REQUIREMENTS =>
Repeat, word for word, the part of the forum thread below starting with "I installed it" and going on through "the whole nose.".

Thanks for that anecdotal evidence. Are there any references on line that we can see that outlines the problems and the manufacturer's resolution? 
All the statements I am reading so far have been stating that there is UV protection in the film to prevent it from being damaged/yellowed by the sun but it is expressly designed to let UV rays through to the paint to avoid exactly the problem you have observed.
Were the issues you saw with Stonguard and their 3M film? 
PS, I and everyone else on the net appear not to know how to spell this name which is why I have spelled it differently so many times


----------



## PassaTT (May 24, 2003)

*Re: Protective Cover for Rear Bumper, when loading trunk (PassaTT)*

As a follow up, I have contacted Stongard (this is the correct spelling) and related the debate issues to them. I asked them for clarification and warranty assurance on the issue.
I'll report back what I learned.
At the end of the day, I am not all that concerned because my two vehicles are not likely to be affected. They are black and silver, live in Seattle and spend a good portion of daylight hours in covered parking. Never-the-less, perception is everything and I want flesh this out.
David


----------



## PassaTT (May 24, 2003)

*Re: Protective Cover for Rear Bumper, when loading trunk (pirateat50)*


_Quote, originally posted by *pirateat50* »_Have any forum members used Stonegard on a similar product just for the headlamps? 


I have X-Pel covering on the headlights of my TT. By the time I learned about Stongard at the turn of the century, the nose had already been sandblasted too much to cover, including the plastic lenses. I was more concerned about a broken light however as replacement lamp assemblies are quite expensive!
I installed it myself and I regret it as I did a poor job and even today there are bubbles that I have not been able to get out. When I complete the body modifications on the car I will likely cover the whole nose.


----------



## PanEuropean (Nov 3, 2001)

*Re: Protective Cover for Rear Bumper, when loading trunk (PassaTT)*


_Quote, originally posted by *PassaTT* »_Can you please site some verifiable sources that back up that claim? ... I have always thought that Stonguard was a sensible and nearly seamless way to protect my paint and that it's application would add resale value. Your statement would lead me to believe the opposite.

Hi David:
I'm not saying there is anything inherently wrong with the 3M Paint Protection Film. As far as I can tell, based on my own experience with this film (on my 2002 Golf, and seeing it on other cars), the film does everything it is supposed to do, and it does it well.
The point I was trying to make is that you cannot put the stuff on when the car is new, drive the car for 3 years, and then peel it off the day before you trade the car in, expecting to then see a painted surface that is as pristine as it was the day you bought the car. The film will come off easily enough, and the adhesive residue can be removed easily enough, however, the painted surface that was underneath the film will not have been exposed to the atmosphere and to sunlight the same way the rest of the painted surfaces on the car will have been. Because of this, you will likely see a difference in the appearance of the paint between the surfaces that were protected with the film, and the surfaces that were not protected by the film.

RECORD SET =>
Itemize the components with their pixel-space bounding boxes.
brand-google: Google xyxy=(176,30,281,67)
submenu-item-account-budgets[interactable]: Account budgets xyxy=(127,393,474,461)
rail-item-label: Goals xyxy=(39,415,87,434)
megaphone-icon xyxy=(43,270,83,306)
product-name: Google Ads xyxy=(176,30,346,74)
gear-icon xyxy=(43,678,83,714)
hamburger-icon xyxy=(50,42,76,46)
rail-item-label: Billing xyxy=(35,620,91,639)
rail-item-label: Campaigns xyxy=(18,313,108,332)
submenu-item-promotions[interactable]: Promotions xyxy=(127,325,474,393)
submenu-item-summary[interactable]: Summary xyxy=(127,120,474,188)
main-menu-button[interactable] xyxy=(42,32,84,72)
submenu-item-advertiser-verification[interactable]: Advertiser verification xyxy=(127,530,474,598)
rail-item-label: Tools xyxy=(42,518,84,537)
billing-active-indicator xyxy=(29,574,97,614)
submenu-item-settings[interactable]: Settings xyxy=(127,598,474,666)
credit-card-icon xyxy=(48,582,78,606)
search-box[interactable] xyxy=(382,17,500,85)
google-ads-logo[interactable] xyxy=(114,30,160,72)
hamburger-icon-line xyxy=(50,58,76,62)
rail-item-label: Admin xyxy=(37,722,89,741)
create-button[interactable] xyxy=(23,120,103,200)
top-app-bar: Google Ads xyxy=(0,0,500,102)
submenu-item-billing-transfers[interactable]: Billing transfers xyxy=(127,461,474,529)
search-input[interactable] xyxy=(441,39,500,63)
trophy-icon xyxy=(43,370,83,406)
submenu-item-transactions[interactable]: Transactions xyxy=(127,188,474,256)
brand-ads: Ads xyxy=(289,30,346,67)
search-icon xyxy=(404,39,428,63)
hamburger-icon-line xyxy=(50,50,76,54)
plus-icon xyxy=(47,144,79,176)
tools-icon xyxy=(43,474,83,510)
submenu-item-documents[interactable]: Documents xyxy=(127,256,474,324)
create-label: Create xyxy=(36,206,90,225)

RESPONSE TO THIS EXERCISE =>
I installed it myself and I regret it as I did a poor job and even today there are bubbles that I have not been able to get out. When I complete the body modifications on the car I will likely cover the whole nose.